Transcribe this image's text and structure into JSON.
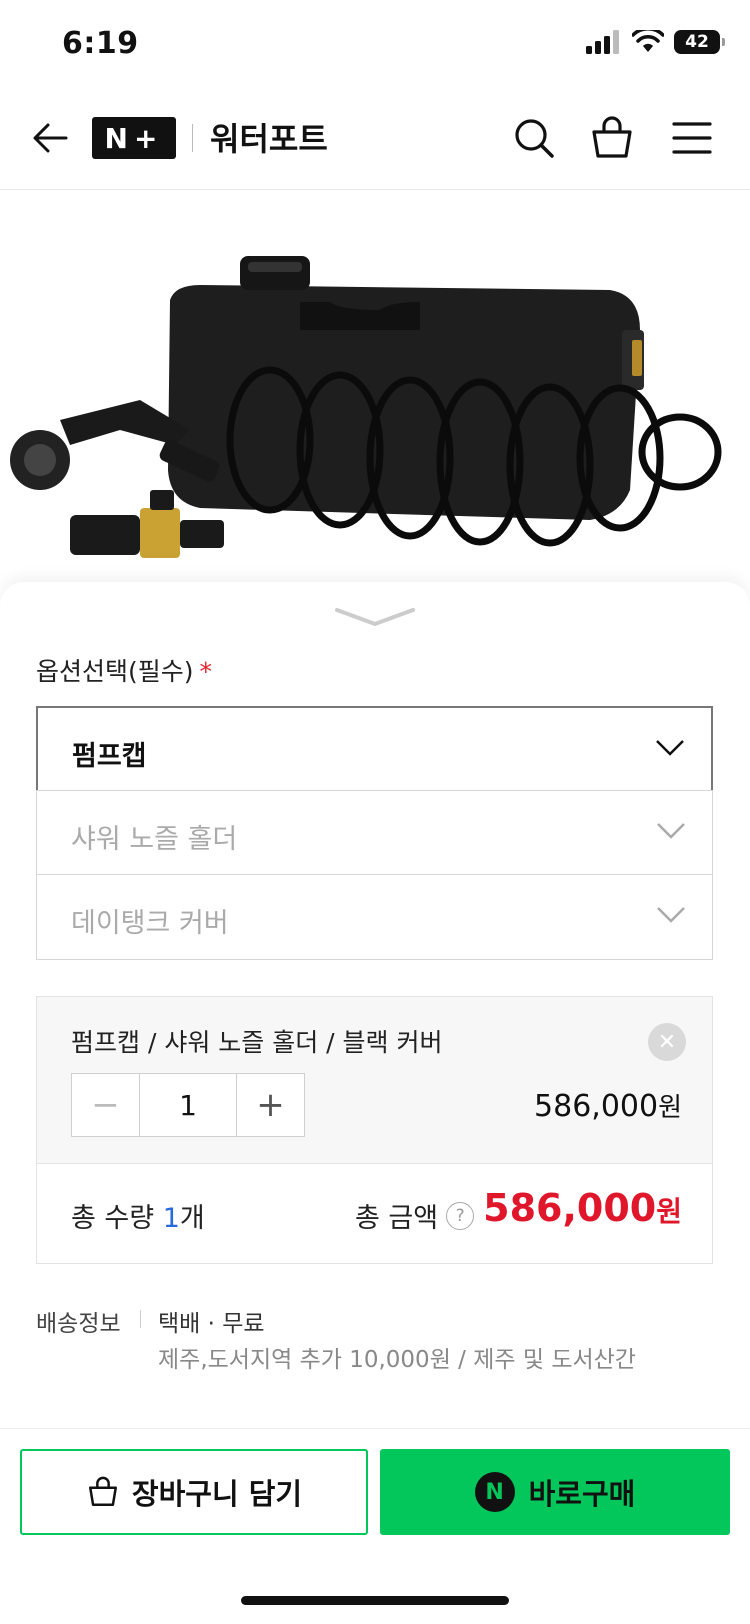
{
  "status_bar": {
    "time": "6:19",
    "battery": "42"
  },
  "header": {
    "logo": "N+",
    "title": "워터포트"
  },
  "options": {
    "label": "옵션선택(필수)",
    "required_mark": "*",
    "selects": [
      {
        "value": "펌프캡",
        "state": "active"
      },
      {
        "value": "샤워 노즐 홀더",
        "state": "disabled"
      },
      {
        "value": "데이탱크 커버",
        "state": "disabled"
      }
    ]
  },
  "selected_item": {
    "name": "펌프캡 / 샤워 노즐 홀더 / 블랙 커버",
    "quantity": "1",
    "price": "586,000",
    "currency": "원",
    "minus": "−",
    "plus": "+"
  },
  "total": {
    "qty_prefix": "총 수량",
    "qty_value": "1",
    "qty_suffix": "개",
    "amount_label": "총 금액",
    "help": "?",
    "amount": "586,000",
    "currency": "원"
  },
  "shipping": {
    "label": "배송정보",
    "method": "택배 · 무료",
    "note": "제주,도서지역 추가 10,000원 / 제주 및 도서산간"
  },
  "buttons": {
    "cart": "장바구니 담기",
    "buy": "바로구매",
    "buy_badge": "N"
  },
  "colors": {
    "accent_green": "#03c75a",
    "price_red": "#e0162b",
    "qty_blue": "#2a6ae0"
  }
}
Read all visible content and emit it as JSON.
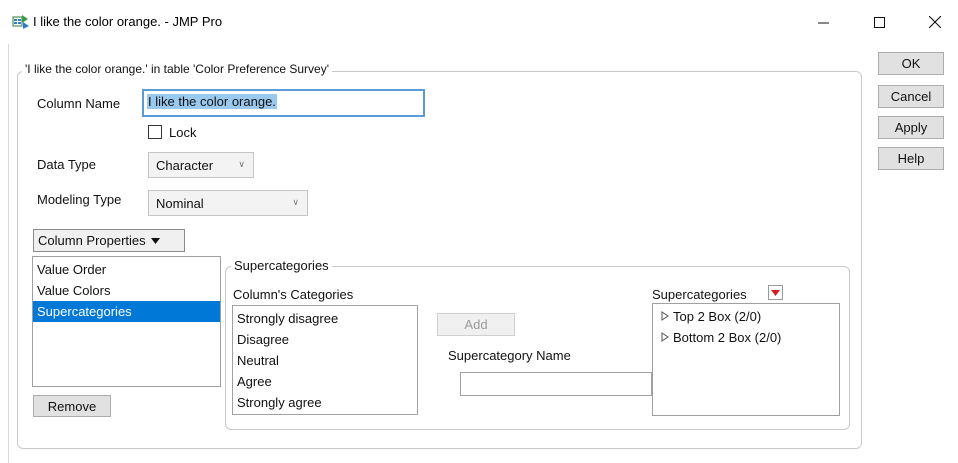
{
  "window": {
    "title": "I like the color orange. - JMP Pro",
    "minimize_glyph": "—",
    "maximize_glyph": "☐",
    "close_glyph": "✕"
  },
  "outer_group": {
    "legend": "'I like the color orange.' in table 'Color Preference Survey'"
  },
  "column_name": {
    "label": "Column Name",
    "value": "I like the color orange."
  },
  "lock": {
    "label": "Lock",
    "checked": false
  },
  "data_type": {
    "label": "Data Type",
    "value": "Character"
  },
  "modeling_type": {
    "label": "Modeling Type",
    "value": "Nominal"
  },
  "column_properties": {
    "button_label": "Column Properties",
    "items": [
      "Value Order",
      "Value Colors",
      "Supercategories"
    ],
    "selected_index": 2,
    "remove_label": "Remove"
  },
  "supercategories_panel": {
    "legend": "Supercategories",
    "categories_header": "Column's Categories",
    "categories": [
      "Strongly disagree",
      "Disagree",
      "Neutral",
      "Agree",
      "Strongly agree"
    ],
    "add_label": "Add",
    "name_label": "Supercategory Name",
    "name_value": "",
    "supercategories_header": "Supercategories",
    "supercategories": [
      "Top 2 Box (2/0)",
      "Bottom 2 Box (2/0)"
    ]
  },
  "actions": {
    "ok": "OK",
    "cancel": "Cancel",
    "apply": "Apply",
    "help": "Help"
  },
  "colors": {
    "selection": "#0078d7",
    "red_menu_icon": "#d21f1f",
    "text_highlight": "#99c9ef"
  },
  "icons": {
    "app": "jmp-app-icon",
    "dropdown": "chevron-down-icon",
    "red_menu": "red-triangle-menu-icon",
    "disclosure": "disclosure-triangle-icon"
  }
}
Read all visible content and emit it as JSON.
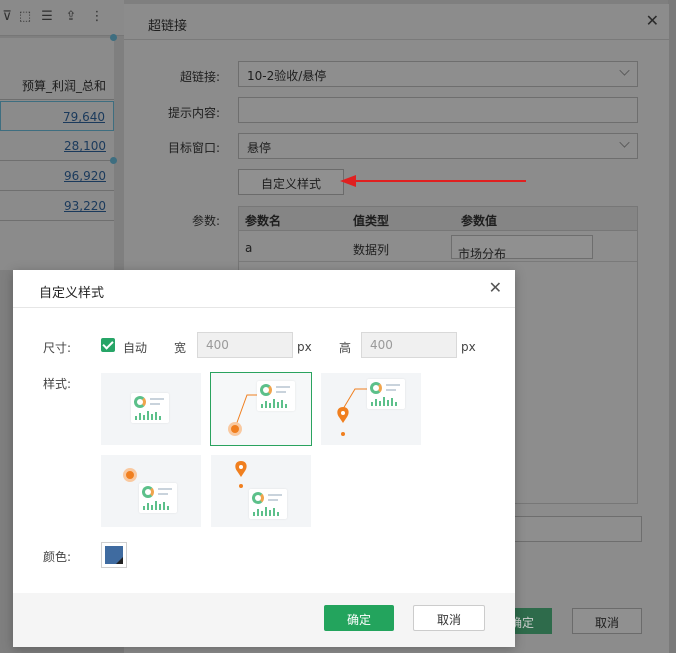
{
  "background": {
    "column_header": "预算_利润_总和",
    "rows": [
      "79,640",
      "28,100",
      "96,920",
      "93,220"
    ],
    "toolbar_icons": [
      "filter-icon",
      "select-icon",
      "list-icon",
      "export-icon",
      "more-icon"
    ]
  },
  "outer_dialog": {
    "title": "超链接",
    "close_glyph": "✕",
    "hyperlink_label": "超链接:",
    "hyperlink_value": "10-2验收/悬停",
    "tip_label": "提示内容:",
    "tip_value": "",
    "target_label": "目标窗口:",
    "target_value": "悬停",
    "custom_style_button": "自定义样式",
    "params_label": "参数:",
    "param_headers": [
      "参数名",
      "值类型",
      "参数值"
    ],
    "param_row": {
      "name": "a",
      "type": "数据列",
      "value": "市场分布"
    },
    "ok_label": "确定",
    "cancel_label": "取消"
  },
  "annotation": {
    "arrow_color": "#e02020"
  },
  "dialog": {
    "title": "自定义样式",
    "close_glyph": "✕",
    "size_label": "尺寸:",
    "auto_label": "自动",
    "auto_checked": true,
    "width_label": "宽",
    "width_value": "400",
    "height_label": "高",
    "height_value": "400",
    "unit": "px",
    "style_label": "样式:",
    "styles": [
      "center",
      "bottom-left-dot",
      "bottom-left-pin",
      "top-left-dot",
      "top-left-pin"
    ],
    "selected_style_index": 1,
    "color_label": "颜色:",
    "color_value": "#3f6ba0",
    "ok_label": "确定",
    "cancel_label": "取消"
  },
  "colors": {
    "accent": "#23a45d",
    "marker": "#f07f1f"
  }
}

+---+

• Job: Only lines with the string "left" belong in your answer; copy each one.

• Exercise solution:
      "bottom-left-dot",
      "bottom-left-pin",
      "top-left-dot",
      "top-left-pin"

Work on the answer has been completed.